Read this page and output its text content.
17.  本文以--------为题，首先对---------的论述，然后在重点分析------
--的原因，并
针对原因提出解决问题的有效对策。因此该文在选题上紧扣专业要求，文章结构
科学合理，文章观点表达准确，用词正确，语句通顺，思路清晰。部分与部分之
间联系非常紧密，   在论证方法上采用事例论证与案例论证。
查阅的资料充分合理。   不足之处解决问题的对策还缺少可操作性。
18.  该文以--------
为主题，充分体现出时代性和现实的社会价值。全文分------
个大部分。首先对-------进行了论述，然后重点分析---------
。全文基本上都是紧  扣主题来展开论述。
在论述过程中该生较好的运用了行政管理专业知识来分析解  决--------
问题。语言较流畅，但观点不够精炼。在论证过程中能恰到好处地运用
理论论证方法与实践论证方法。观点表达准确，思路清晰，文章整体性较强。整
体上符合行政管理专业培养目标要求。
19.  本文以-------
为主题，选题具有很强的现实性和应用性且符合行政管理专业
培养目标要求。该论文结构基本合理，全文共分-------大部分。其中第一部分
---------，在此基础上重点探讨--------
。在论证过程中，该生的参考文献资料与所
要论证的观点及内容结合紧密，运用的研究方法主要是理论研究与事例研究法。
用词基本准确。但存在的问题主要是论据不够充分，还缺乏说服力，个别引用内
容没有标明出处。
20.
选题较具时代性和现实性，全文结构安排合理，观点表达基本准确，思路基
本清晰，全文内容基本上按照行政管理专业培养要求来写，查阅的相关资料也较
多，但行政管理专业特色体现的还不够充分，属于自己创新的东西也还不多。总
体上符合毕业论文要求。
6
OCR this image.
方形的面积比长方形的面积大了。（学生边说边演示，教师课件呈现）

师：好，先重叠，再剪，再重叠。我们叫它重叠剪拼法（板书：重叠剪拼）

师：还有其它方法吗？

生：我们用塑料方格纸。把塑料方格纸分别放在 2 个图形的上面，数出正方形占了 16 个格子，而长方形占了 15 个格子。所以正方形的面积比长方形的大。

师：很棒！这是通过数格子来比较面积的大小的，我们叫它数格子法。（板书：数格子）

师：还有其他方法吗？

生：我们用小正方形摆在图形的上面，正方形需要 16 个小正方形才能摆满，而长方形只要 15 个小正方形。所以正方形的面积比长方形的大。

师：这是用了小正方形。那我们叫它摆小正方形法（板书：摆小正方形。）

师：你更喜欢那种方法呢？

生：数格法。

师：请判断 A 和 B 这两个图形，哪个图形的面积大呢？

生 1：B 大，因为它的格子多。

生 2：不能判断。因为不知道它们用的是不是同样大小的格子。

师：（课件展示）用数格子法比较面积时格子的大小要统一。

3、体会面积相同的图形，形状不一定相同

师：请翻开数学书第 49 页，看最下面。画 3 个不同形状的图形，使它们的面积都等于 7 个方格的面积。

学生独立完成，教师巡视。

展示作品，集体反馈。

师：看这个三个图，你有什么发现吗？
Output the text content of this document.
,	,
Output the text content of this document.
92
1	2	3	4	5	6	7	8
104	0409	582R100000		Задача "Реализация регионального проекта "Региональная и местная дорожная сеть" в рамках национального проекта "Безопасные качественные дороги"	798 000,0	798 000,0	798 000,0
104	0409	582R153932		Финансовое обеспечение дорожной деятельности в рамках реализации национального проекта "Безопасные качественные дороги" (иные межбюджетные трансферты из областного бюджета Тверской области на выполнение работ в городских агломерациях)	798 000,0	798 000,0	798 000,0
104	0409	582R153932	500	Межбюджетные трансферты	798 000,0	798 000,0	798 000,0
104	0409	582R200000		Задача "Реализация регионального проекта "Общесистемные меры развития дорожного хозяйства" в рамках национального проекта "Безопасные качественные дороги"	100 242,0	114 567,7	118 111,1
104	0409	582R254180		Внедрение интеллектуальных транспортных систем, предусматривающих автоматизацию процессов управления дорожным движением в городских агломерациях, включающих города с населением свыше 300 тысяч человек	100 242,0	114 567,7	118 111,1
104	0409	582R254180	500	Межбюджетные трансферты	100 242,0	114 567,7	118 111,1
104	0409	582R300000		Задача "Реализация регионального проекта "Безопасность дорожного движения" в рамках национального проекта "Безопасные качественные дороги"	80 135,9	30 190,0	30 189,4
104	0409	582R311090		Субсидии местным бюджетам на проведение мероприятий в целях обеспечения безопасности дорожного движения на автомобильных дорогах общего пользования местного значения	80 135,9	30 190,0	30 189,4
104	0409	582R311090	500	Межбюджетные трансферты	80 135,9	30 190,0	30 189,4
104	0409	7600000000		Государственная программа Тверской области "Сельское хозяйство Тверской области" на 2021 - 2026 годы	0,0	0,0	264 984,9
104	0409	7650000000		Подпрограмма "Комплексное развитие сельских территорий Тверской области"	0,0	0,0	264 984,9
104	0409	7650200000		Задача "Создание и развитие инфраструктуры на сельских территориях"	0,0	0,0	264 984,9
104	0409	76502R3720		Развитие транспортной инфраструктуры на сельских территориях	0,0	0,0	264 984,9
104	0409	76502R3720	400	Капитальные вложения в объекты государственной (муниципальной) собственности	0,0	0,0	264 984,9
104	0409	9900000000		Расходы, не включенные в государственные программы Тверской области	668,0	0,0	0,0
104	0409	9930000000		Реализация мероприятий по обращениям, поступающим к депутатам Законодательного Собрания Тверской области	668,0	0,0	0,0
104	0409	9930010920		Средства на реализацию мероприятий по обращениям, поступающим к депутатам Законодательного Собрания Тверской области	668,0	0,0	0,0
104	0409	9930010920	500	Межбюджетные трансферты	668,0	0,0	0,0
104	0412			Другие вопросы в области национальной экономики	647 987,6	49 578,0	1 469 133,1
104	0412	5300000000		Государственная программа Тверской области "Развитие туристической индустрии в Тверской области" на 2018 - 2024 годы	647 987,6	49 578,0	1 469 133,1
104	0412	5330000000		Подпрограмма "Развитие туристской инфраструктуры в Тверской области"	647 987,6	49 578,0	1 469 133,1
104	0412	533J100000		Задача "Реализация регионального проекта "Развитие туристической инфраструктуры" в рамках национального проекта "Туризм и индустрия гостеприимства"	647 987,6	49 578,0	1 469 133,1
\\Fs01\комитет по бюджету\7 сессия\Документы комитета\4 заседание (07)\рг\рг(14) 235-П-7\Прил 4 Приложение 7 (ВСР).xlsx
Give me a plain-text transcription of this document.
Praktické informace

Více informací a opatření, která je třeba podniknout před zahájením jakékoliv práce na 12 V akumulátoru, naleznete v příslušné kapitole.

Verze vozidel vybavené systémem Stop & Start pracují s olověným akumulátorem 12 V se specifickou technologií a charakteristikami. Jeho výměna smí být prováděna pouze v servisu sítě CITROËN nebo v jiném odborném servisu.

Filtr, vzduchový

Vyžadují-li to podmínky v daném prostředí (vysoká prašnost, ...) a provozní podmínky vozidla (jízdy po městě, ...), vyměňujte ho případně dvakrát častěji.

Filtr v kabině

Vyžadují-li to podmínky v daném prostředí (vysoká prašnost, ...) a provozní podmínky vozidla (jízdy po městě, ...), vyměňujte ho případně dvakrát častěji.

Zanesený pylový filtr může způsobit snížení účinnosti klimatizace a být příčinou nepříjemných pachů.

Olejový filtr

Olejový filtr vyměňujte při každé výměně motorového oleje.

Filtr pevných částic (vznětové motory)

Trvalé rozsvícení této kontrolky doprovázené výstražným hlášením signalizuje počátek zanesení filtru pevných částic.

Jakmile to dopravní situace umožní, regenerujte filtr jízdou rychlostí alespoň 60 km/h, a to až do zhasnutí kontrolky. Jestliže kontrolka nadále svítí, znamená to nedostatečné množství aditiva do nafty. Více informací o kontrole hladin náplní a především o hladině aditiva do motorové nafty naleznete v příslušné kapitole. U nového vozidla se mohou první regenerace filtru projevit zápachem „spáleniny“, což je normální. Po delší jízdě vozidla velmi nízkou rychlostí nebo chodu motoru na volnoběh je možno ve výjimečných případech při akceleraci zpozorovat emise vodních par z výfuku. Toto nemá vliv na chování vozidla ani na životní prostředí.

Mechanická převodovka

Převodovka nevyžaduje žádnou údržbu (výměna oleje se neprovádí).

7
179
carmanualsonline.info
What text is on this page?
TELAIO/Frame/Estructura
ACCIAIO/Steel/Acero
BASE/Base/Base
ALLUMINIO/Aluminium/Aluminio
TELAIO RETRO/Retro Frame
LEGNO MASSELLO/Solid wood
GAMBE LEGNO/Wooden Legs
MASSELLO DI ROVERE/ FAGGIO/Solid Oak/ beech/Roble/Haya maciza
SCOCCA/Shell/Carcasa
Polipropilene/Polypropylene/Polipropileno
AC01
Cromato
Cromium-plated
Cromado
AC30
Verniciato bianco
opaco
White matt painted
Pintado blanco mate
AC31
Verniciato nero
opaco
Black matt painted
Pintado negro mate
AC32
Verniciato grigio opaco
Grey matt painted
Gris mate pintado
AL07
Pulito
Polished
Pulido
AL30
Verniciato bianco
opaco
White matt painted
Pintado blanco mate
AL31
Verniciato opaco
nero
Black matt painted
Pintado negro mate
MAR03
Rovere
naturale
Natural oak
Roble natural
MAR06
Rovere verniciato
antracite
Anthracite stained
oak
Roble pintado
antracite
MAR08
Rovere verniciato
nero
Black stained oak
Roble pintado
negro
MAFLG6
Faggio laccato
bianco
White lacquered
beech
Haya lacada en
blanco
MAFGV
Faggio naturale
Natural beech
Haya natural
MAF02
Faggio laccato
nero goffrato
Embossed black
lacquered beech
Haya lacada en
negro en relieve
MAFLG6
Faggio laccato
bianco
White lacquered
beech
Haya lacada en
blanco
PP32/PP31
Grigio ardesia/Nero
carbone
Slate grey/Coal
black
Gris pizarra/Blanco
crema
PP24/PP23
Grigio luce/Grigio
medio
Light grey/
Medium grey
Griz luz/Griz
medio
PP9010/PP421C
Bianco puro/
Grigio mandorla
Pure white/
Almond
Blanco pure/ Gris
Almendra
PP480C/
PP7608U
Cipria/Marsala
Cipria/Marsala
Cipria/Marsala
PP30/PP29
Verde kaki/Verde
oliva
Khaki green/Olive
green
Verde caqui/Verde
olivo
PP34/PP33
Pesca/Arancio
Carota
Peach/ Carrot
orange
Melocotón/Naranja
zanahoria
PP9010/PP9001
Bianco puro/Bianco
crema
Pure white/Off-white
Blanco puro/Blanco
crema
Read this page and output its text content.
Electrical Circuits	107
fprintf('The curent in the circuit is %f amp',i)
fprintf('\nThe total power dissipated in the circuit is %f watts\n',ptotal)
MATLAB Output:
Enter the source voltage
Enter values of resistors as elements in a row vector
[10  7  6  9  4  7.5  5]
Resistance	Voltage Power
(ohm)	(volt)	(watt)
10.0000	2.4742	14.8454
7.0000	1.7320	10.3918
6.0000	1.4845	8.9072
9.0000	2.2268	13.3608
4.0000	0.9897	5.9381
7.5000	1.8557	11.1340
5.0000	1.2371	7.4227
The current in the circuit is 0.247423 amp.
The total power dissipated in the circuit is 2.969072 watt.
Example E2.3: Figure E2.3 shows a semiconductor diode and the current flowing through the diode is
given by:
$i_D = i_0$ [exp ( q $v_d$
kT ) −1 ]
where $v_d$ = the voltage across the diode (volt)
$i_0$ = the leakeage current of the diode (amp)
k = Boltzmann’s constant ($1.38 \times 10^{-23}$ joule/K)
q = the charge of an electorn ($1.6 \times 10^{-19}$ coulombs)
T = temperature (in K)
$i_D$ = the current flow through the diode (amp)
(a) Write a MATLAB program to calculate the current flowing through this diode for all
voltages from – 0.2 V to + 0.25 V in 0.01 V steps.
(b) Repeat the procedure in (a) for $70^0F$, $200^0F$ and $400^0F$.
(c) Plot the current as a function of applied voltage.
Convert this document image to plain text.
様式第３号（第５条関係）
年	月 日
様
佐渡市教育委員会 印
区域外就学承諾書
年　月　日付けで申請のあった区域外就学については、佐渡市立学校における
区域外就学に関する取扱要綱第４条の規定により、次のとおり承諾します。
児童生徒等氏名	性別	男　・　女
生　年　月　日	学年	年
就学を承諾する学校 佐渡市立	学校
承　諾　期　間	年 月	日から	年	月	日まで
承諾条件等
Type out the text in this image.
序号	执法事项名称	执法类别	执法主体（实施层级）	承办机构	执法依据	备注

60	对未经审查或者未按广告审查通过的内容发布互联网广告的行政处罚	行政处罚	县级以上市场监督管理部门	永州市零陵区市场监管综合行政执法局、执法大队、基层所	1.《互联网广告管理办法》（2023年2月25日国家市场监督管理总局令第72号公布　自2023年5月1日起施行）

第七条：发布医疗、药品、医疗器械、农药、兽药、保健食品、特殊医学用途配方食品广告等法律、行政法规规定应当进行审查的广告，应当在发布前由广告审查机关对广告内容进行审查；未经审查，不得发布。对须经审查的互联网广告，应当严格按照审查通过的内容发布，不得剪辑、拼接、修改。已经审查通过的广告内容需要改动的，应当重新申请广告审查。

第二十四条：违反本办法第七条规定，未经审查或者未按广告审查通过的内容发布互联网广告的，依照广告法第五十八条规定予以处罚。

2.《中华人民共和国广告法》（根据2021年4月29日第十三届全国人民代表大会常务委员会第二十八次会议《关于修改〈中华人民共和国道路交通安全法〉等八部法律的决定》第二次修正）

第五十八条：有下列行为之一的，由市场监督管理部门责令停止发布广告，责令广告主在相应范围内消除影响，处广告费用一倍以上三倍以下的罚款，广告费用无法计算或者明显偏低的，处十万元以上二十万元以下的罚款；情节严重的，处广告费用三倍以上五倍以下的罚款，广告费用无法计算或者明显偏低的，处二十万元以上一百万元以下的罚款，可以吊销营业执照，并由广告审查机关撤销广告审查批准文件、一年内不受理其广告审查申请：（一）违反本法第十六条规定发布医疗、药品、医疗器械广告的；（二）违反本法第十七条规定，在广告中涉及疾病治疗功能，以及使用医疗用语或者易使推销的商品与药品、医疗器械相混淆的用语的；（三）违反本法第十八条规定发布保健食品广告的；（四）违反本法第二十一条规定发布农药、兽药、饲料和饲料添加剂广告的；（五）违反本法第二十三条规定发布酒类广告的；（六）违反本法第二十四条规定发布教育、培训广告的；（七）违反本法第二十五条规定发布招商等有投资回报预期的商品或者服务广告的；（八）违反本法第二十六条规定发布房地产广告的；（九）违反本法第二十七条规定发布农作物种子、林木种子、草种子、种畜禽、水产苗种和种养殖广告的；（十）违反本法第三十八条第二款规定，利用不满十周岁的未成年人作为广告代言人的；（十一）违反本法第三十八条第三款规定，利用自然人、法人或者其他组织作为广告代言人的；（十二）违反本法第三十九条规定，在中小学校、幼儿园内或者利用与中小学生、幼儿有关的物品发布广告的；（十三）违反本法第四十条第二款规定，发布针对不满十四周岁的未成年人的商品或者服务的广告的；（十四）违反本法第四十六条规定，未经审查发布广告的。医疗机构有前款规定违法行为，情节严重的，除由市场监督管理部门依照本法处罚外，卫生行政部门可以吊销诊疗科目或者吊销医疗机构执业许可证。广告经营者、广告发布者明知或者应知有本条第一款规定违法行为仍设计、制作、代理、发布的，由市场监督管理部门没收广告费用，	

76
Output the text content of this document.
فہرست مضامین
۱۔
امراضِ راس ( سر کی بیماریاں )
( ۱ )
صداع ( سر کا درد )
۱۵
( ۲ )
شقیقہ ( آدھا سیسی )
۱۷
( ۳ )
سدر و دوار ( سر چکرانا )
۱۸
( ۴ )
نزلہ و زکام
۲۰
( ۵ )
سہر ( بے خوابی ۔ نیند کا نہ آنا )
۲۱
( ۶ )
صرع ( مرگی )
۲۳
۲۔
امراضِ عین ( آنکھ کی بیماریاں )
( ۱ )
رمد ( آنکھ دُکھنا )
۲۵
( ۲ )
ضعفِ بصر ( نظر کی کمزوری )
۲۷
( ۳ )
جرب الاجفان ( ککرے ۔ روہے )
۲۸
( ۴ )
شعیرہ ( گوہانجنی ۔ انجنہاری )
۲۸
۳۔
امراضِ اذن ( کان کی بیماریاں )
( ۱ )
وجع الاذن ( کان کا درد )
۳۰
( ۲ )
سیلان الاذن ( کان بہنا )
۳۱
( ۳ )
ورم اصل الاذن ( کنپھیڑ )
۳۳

Stated goal — Check each line of the records for "flowing" and copy the ones that contain it.

Exercise solution —
Example E2.3: Figure E2.3 shows a semiconductor diode and the current flowing through the diode is
(a) Write a MATLAB program to calculate the current flowing through this diode for all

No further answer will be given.